*Aim of the exercise*.
Your task is to gather the lines below that hold the string "volunteers".

━━ Data extract

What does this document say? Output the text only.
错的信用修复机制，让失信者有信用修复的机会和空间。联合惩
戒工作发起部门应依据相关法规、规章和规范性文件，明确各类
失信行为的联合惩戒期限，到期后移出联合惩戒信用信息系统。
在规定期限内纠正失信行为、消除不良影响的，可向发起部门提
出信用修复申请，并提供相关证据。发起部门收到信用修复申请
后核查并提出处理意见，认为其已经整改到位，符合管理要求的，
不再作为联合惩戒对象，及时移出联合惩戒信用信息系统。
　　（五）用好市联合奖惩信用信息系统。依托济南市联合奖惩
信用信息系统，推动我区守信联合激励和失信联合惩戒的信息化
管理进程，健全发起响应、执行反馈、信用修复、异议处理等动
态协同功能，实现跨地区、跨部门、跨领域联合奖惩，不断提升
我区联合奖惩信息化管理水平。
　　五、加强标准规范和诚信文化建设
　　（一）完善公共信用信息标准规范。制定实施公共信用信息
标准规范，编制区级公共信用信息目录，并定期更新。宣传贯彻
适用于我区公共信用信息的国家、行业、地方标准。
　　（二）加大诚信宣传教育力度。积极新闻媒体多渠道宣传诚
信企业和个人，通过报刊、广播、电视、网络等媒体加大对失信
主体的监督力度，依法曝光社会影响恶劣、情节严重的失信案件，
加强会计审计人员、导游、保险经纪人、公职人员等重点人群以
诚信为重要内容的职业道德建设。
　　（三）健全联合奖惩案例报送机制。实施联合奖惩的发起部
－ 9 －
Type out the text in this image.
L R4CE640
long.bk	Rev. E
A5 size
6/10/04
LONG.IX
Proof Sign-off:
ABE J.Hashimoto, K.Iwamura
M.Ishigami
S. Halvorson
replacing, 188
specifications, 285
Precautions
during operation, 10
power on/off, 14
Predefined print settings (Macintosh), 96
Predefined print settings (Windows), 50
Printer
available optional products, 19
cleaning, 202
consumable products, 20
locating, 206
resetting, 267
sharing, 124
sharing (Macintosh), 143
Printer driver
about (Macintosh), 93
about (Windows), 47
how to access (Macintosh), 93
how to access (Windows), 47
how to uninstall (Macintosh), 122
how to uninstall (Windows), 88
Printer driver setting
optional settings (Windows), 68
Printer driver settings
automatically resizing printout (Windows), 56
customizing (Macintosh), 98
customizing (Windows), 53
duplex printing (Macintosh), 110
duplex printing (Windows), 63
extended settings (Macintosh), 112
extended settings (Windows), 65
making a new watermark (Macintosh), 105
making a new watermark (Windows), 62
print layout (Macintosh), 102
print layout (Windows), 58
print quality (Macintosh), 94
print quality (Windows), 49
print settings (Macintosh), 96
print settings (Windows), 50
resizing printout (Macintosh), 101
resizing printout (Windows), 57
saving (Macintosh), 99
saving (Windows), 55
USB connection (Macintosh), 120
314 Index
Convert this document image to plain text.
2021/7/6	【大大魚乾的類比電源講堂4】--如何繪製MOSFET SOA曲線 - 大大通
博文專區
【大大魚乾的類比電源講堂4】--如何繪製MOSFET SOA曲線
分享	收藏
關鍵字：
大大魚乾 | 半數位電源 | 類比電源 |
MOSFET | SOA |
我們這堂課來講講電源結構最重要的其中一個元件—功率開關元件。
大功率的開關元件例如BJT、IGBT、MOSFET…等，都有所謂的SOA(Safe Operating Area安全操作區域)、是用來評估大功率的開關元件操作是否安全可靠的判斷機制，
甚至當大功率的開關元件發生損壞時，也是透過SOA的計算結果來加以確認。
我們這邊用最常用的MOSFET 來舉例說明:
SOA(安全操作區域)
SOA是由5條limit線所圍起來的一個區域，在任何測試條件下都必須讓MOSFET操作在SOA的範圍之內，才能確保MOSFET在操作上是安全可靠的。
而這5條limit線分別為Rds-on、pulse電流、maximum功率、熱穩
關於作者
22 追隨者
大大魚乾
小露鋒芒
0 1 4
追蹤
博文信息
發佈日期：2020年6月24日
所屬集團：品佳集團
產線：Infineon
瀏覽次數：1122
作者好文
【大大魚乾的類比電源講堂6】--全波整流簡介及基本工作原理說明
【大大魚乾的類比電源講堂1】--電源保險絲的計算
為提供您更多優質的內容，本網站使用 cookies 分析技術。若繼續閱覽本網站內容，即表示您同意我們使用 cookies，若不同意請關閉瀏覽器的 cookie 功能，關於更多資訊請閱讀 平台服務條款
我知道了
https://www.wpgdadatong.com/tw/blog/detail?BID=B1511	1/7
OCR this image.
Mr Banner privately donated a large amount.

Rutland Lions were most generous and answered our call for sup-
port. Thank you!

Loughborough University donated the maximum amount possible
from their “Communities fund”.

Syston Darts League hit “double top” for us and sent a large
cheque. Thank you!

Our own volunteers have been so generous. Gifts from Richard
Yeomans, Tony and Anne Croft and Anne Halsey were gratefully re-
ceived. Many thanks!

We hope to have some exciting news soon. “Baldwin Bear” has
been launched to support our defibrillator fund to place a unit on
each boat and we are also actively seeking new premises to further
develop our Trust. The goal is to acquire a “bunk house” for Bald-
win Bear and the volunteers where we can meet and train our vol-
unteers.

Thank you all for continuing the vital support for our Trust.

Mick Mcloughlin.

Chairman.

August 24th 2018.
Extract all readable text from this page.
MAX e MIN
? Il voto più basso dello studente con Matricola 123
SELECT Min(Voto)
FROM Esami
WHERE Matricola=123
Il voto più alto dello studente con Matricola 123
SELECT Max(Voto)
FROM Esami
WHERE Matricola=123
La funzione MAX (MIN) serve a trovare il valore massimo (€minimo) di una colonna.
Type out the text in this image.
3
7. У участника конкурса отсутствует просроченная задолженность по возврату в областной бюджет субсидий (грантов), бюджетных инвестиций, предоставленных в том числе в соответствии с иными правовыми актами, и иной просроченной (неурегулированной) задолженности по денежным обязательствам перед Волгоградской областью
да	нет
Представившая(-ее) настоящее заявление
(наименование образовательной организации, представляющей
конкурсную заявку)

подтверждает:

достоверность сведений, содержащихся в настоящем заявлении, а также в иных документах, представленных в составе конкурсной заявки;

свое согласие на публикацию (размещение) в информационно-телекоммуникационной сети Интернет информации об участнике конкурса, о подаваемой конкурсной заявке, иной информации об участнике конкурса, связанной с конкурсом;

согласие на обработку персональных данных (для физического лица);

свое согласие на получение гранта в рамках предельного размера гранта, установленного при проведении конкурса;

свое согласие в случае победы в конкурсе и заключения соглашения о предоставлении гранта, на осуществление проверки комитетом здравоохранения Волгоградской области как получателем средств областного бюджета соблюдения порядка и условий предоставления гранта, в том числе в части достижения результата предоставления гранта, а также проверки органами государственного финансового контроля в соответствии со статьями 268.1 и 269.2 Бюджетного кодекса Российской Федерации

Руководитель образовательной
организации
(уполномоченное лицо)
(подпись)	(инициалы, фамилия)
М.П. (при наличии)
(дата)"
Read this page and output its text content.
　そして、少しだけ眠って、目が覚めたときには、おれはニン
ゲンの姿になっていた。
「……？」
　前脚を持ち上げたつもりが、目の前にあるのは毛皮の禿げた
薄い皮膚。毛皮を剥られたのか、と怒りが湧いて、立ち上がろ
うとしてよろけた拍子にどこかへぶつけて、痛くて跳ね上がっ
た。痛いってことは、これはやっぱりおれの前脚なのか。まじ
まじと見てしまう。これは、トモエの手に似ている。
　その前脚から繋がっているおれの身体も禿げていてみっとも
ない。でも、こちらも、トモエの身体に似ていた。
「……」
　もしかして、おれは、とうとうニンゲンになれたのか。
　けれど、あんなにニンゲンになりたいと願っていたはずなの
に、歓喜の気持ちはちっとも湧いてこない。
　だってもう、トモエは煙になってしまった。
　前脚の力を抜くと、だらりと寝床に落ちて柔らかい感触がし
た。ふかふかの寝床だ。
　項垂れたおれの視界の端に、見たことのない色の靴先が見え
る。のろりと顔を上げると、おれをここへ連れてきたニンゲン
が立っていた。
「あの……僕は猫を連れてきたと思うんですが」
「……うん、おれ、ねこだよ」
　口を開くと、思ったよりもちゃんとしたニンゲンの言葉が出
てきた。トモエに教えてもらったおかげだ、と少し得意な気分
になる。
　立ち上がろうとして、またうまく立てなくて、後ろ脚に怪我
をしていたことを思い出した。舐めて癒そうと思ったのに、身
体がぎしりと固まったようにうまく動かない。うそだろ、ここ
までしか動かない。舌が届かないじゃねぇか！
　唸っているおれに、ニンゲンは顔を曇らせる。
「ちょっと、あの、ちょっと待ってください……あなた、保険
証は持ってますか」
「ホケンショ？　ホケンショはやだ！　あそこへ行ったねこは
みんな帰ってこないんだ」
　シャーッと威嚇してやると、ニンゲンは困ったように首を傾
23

━━━━

*Answer below*.
Our own volunteers have been so generous. Gifts from Richard
win Bear and the volunteers where we can meet and train our vol-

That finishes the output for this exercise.